Identify the lines that contain the string "JSON", then copy each of them.
--- BEGIN Information provided ---
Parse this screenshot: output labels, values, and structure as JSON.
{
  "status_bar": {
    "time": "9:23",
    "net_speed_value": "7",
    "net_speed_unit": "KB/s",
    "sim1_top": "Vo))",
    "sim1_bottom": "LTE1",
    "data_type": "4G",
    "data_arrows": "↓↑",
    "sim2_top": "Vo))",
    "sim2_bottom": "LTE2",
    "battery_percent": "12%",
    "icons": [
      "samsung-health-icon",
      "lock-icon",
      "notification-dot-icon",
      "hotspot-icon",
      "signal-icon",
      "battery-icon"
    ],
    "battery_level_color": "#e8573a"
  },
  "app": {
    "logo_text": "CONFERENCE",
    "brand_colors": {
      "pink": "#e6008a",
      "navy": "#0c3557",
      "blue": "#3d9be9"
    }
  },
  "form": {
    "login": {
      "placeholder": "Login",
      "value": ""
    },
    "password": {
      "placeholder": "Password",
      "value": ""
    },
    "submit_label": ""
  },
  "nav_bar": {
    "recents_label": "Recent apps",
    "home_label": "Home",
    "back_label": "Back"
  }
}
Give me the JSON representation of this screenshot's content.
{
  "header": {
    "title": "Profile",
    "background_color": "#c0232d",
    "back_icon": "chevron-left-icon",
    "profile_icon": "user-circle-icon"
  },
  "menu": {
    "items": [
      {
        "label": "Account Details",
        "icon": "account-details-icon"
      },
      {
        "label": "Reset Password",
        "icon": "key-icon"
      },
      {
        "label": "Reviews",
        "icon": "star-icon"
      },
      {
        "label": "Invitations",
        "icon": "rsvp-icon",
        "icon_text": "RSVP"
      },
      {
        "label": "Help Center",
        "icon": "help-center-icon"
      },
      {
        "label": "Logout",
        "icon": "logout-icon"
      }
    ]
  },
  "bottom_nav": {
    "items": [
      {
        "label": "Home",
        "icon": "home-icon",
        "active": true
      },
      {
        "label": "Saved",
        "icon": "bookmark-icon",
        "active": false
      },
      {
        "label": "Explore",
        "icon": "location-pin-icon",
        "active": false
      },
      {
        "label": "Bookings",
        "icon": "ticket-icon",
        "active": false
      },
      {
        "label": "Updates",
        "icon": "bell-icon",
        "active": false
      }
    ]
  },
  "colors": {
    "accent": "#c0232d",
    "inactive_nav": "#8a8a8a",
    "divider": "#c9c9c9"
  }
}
--- END Information provided ---
Exercise output:
Parse this screenshot: output labels, values, and structure as JSON.
Give me the JSON representation of this screenshot's content.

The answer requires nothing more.